# start of Material provided

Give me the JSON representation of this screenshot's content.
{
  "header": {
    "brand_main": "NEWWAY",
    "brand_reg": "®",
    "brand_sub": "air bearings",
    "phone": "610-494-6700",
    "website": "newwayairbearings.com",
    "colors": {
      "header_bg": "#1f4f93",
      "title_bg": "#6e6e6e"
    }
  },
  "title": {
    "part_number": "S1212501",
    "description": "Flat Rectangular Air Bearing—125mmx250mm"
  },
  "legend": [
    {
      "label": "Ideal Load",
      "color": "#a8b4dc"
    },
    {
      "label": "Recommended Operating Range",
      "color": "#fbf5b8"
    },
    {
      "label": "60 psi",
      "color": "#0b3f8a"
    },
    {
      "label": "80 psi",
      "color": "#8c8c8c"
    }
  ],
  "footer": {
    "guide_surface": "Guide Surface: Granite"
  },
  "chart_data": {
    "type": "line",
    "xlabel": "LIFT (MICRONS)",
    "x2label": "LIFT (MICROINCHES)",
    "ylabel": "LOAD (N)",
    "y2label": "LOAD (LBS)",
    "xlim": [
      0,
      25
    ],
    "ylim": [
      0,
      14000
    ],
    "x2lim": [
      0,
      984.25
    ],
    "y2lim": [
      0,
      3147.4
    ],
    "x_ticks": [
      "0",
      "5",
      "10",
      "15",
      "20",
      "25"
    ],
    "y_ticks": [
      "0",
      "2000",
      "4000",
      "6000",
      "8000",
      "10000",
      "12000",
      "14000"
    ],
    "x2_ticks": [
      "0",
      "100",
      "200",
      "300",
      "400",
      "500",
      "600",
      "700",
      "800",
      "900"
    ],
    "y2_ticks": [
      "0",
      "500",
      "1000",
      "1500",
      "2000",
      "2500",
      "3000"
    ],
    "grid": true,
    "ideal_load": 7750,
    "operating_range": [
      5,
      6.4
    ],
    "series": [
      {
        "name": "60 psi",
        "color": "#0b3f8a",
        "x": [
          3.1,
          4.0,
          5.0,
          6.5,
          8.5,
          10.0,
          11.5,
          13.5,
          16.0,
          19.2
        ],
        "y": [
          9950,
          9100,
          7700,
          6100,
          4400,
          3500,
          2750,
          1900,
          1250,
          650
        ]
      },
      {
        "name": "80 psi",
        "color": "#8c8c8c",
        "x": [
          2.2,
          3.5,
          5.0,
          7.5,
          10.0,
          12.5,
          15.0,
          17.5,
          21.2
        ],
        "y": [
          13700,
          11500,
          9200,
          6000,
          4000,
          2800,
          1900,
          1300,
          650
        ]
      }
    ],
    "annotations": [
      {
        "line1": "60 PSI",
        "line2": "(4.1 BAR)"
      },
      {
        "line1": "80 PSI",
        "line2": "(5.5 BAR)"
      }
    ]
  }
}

# end of Material provided

What is being asked: From the entries above, return each line with the word "LIFT" in it.

Solution to this task:
    "xlabel": "LIFT (MICRONS)",
    "x2label": "LIFT (MICROINCHES)",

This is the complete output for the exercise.